• _Given task_:
Reproduce every line of the material below, but drop the pictures.

• _Supplied information_:
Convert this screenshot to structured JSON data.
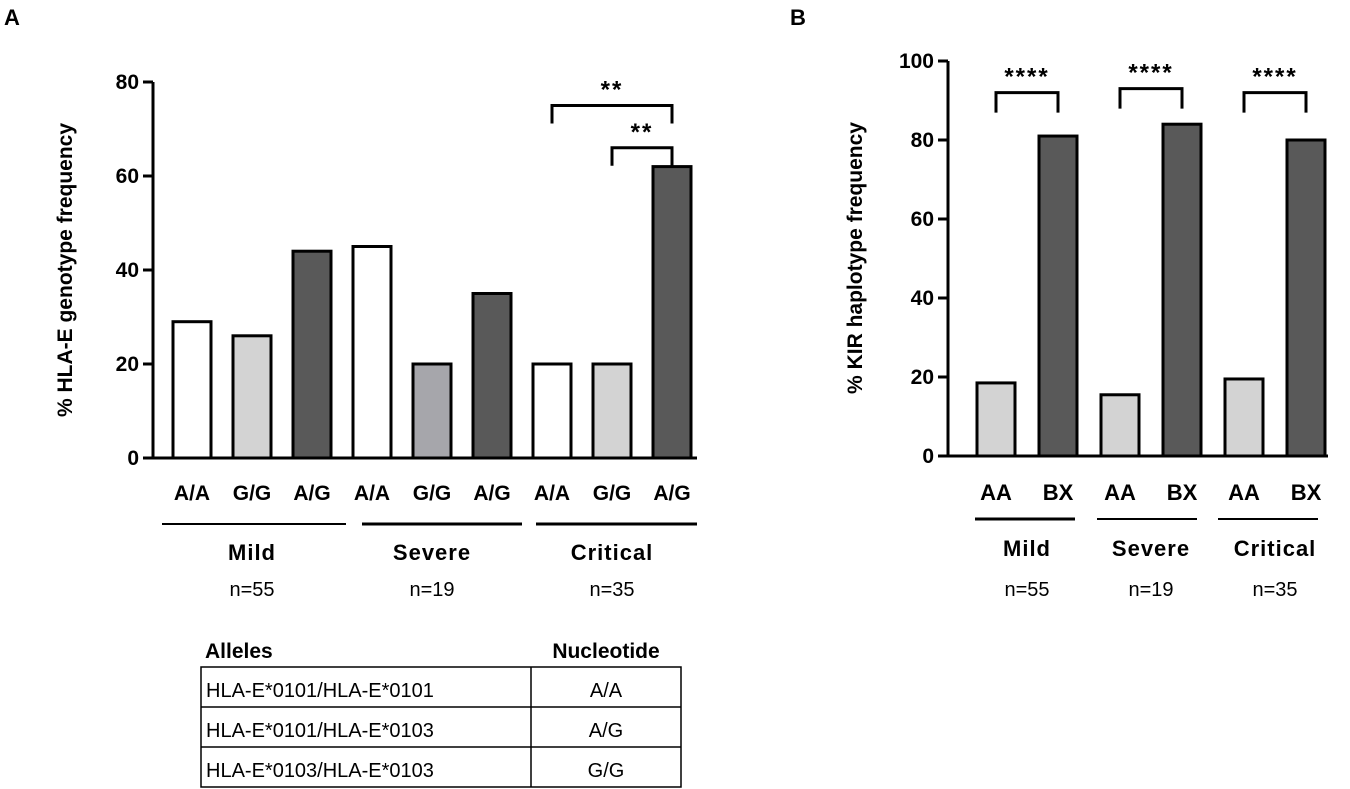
{
  "panel_a_letter": "A",
  "panel_b_letter": "B",
  "chart_data": [
    {
      "type": "bar",
      "panel": "A",
      "ylabel": "% HLA-E genotype frequency",
      "ylim": [
        0,
        80
      ],
      "yticks": [
        0,
        20,
        40,
        60,
        80
      ],
      "categories": [
        "A/A",
        "G/G",
        "A/G",
        "A/A",
        "G/G",
        "A/G",
        "A/A",
        "G/G",
        "A/G"
      ],
      "values": [
        29,
        26,
        44,
        45,
        20,
        35,
        20,
        20,
        62
      ],
      "bar_colors": [
        "#ffffff",
        "#d3d3d3",
        "#595959",
        "#ffffff",
        "#a6a6ab",
        "#595959",
        "#ffffff",
        "#d3d3d3",
        "#595959"
      ],
      "groups": [
        {
          "label": "Mild",
          "n": "n=55"
        },
        {
          "label": "Severe",
          "n": "n=19"
        },
        {
          "label": "Critical",
          "n": "n=35"
        }
      ],
      "annotations": [
        {
          "text": "**",
          "from_bar": 6,
          "to_bar": 8,
          "y": 75
        },
        {
          "text": "**",
          "from_bar": 7,
          "to_bar": 8,
          "y": 66
        }
      ]
    },
    {
      "type": "bar",
      "panel": "B",
      "ylabel": "% KIR haplotype frequency",
      "ylim": [
        0,
        100
      ],
      "yticks": [
        0,
        20,
        40,
        60,
        80,
        100
      ],
      "categories": [
        "AA",
        "BX",
        "AA",
        "BX",
        "AA",
        "BX"
      ],
      "values": [
        18.5,
        81,
        15.5,
        84,
        19.5,
        80
      ],
      "bar_colors": [
        "#d3d3d3",
        "#595959",
        "#d3d3d3",
        "#595959",
        "#d3d3d3",
        "#595959"
      ],
      "groups": [
        {
          "label": "Mild",
          "n": "n=55"
        },
        {
          "label": "Severe",
          "n": "n=19"
        },
        {
          "label": "Critical",
          "n": "n=35"
        }
      ],
      "annotations": [
        {
          "text": "****",
          "from_bar": 0,
          "to_bar": 1,
          "y": 92
        },
        {
          "text": "****",
          "from_bar": 2,
          "to_bar": 3,
          "y": 93
        },
        {
          "text": "****",
          "from_bar": 4,
          "to_bar": 5,
          "y": 92
        }
      ]
    }
  ],
  "allele_table": {
    "headers": [
      "Alleles",
      "Nucleotide"
    ],
    "rows": [
      [
        "HLA-E*0101/HLA-E*0101",
        "A/A"
      ],
      [
        "HLA-E*0101/HLA-E*0103",
        "A/G"
      ],
      [
        "HLA-E*0103/HLA-E*0103",
        "G/G"
      ]
    ]
  }
}
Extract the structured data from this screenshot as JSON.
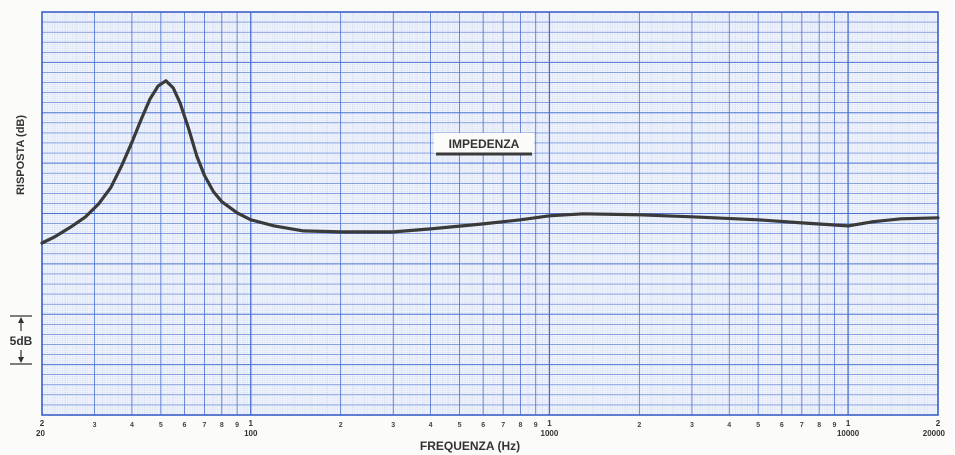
{
  "chart_data": {
    "type": "line",
    "title": "",
    "xlabel": "FREQUENZA (Hz)",
    "ylabel": "RISPOSTA (dB)",
    "x_scale": "log",
    "xlim": [
      20,
      20000
    ],
    "grid": true,
    "legend": "none",
    "x_major_ticks": [
      {
        "value": 20,
        "label": "2"
      },
      {
        "value": 100,
        "label": "1"
      },
      {
        "value": 1000,
        "label": "1"
      },
      {
        "value": 10000,
        "label": "1"
      },
      {
        "value": 20000,
        "label": "2"
      }
    ],
    "x_major_sublabels": [
      {
        "value": 20,
        "label": "20"
      },
      {
        "value": 100,
        "label": "100"
      },
      {
        "value": 1000,
        "label": "1000"
      },
      {
        "value": 10000,
        "label": "10000"
      },
      {
        "value": 20000,
        "label": "20000"
      }
    ],
    "x_minor_labels": [
      "2",
      "3",
      "4",
      "5",
      "6",
      "7",
      "8",
      "9"
    ],
    "scale_marker_label": "5dB",
    "scale_marker_db": 5,
    "series": [
      {
        "name": "IMPEDENZA",
        "x": [
          20,
          22,
          25,
          28,
          31,
          34,
          37,
          40,
          43,
          46,
          49,
          52,
          55,
          58,
          62,
          66,
          70,
          75,
          80,
          90,
          100,
          120,
          150,
          200,
          300,
          400,
          600,
          800,
          1000,
          1300,
          2000,
          3000,
          5000,
          7000,
          10000,
          12000,
          15000,
          20000
        ],
        "y": [
          -0.3,
          0.3,
          1.3,
          2.3,
          3.6,
          5.2,
          7.4,
          9.7,
          12.0,
          14.0,
          15.3,
          15.8,
          15.1,
          13.6,
          11.0,
          8.3,
          6.4,
          4.8,
          3.8,
          2.7,
          2.0,
          1.4,
          0.9,
          0.8,
          0.8,
          1.1,
          1.6,
          2.0,
          2.4,
          2.6,
          2.5,
          2.3,
          2.0,
          1.7,
          1.4,
          1.8,
          2.1,
          2.2
        ]
      }
    ]
  }
}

• _The output_:
Convert this screenshot to structured JSON data.
{
  "panel_a_letter": "A",
  "panel_b_letter": "B",
  "chart_data": [
    {
      "type": "bar",
      "panel": "A",
      "ylabel": "% HLA-E genotype frequency",
      "ylim": [
        0,
        80
      ],
      "yticks": [
        0,
        20,
        40,
        60,
        80
      ],
      "categories": [
        "A/A",
        "G/G",
        "A/G",
        "A/A",
        "G/G",
        "A/G",
        "A/A",
        "G/G",
        "A/G"
      ],
      "values": [
        29,
        26,
        44,
        45,
        20,
        35,
        20,
        20,
        62
      ],
      "bar_colors": [
        "#ffffff",
        "#d3d3d3",
        "#595959",
        "#ffffff",
        "#a6a6ab",
        "#595959",
        "#ffffff",
        "#d3d3d3",
        "#595959"
      ],
      "groups": [
        {
          "label": "Mild",
          "n": "n=55"
        },
        {
          "label": "Severe",
          "n": "n=19"
        },
        {
          "label": "Critical",
          "n": "n=35"
        }
      ],
      "annotations": [
        {
          "text": "**",
          "from_bar": 6,
          "to_bar": 8,
          "y": 75
        },
        {
          "text": "**",
          "from_bar": 7,
          "to_bar": 8,
          "y": 66
        }
      ]
    },
    {
      "type": "bar",
      "panel": "B",
      "ylabel": "% KIR haplotype frequency",
      "ylim": [
        0,
        100
      ],
      "yticks": [
        0,
        20,
        40,
        60,
        80,
        100
      ],
      "categories": [
        "AA",
        "BX",
        "AA",
        "BX",
        "AA",
        "BX"
      ],
      "values": [
        18.5,
        81,
        15.5,
        84,
        19.5,
        80
      ],
      "bar_colors": [
        "#d3d3d3",
        "#595959",
        "#d3d3d3",
        "#595959",
        "#d3d3d3",
        "#595959"
      ],
      "groups": [
        {
          "label": "Mild",
          "n": "n=55"
        },
        {
          "label": "Severe",
          "n": "n=19"
        },
        {
          "label": "Critical",
          "n": "n=35"
        }
      ],
      "annotations": [
        {
          "text": "****",
          "from_bar": 0,
          "to_bar": 1,
          "y": 92
        },
        {
          "text": "****",
          "from_bar": 2,
          "to_bar": 3,
          "y": 93
        },
        {
          "text": "****",
          "from_bar": 4,
          "to_bar": 5,
          "y": 92
        }
      ]
    }
  ],
  "allele_table": {
    "headers": [
      "Alleles",
      "Nucleotide"
    ],
    "rows": [
      [
        "HLA-E*0101/HLA-E*0101",
        "A/A"
      ],
      [
        "HLA-E*0101/HLA-E*0103",
        "A/G"
      ],
      [
        "HLA-E*0103/HLA-E*0103",
        "G/G"
      ]
    ]
  }
}
Extract the structured data from this screenshot as JSON.
{
  "chart_data": {
    "type": "line",
    "title": "",
    "xlabel": "FREQUENZA (Hz)",
    "ylabel": "RISPOSTA (dB)",
    "x_scale": "log",
    "xlim": [
      20,
      20000
    ],
    "grid": true,
    "legend": "none",
    "x_major_ticks": [
      {
        "value": 20,
        "label": "2"
      },
      {
        "value": 100,
        "label": "1"
      },
      {
        "value": 1000,
        "label": "1"
      },
      {
        "value": 10000,
        "label": "1"
      },
      {
        "value": 20000,
        "label": "2"
      }
    ],
    "x_major_sublabels": [
      {
        "value": 20,
        "label": "20"
      },
      {
        "value": 100,
        "label": "100"
      },
      {
        "value": 1000,
        "label": "1000"
      },
      {
        "value": 10000,
        "label": "10000"
      },
      {
        "value": 20000,
        "label": "20000"
      }
    ],
    "x_minor_labels": [
      "2",
      "3",
      "4",
      "5",
      "6",
      "7",
      "8",
      "9"
    ],
    "scale_marker_label": "5dB",
    "scale_marker_db": 5,
    "series": [
      {
        "name": "IMPEDENZA",
        "x": [
          20,
          22,
          25,
          28,
          31,
          34,
          37,
          40,
          43,
          46,
          49,
          52,
          55,
          58,
          62,
          66,
          70,
          75,
          80,
          90,
          100,
          120,
          150,
          200,
          300,
          400,
          600,
          800,
          1000,
          1300,
          2000,
          3000,
          5000,
          7000,
          10000,
          12000,
          15000,
          20000
        ],
        "y": [
          -0.3,
          0.3,
          1.3,
          2.3,
          3.6,
          5.2,
          7.4,
          9.7,
          12.0,
          14.0,
          15.3,
          15.8,
          15.1,
          13.6,
          11.0,
          8.3,
          6.4,
          4.8,
          3.8,
          2.7,
          2.0,
          1.4,
          0.9,
          0.8,
          0.8,
          1.1,
          1.6,
          2.0,
          2.4,
          2.6,
          2.5,
          2.3,
          2.0,
          1.7,
          1.4,
          1.8,
          2.1,
          2.2
        ]
      }
    ]
  }
}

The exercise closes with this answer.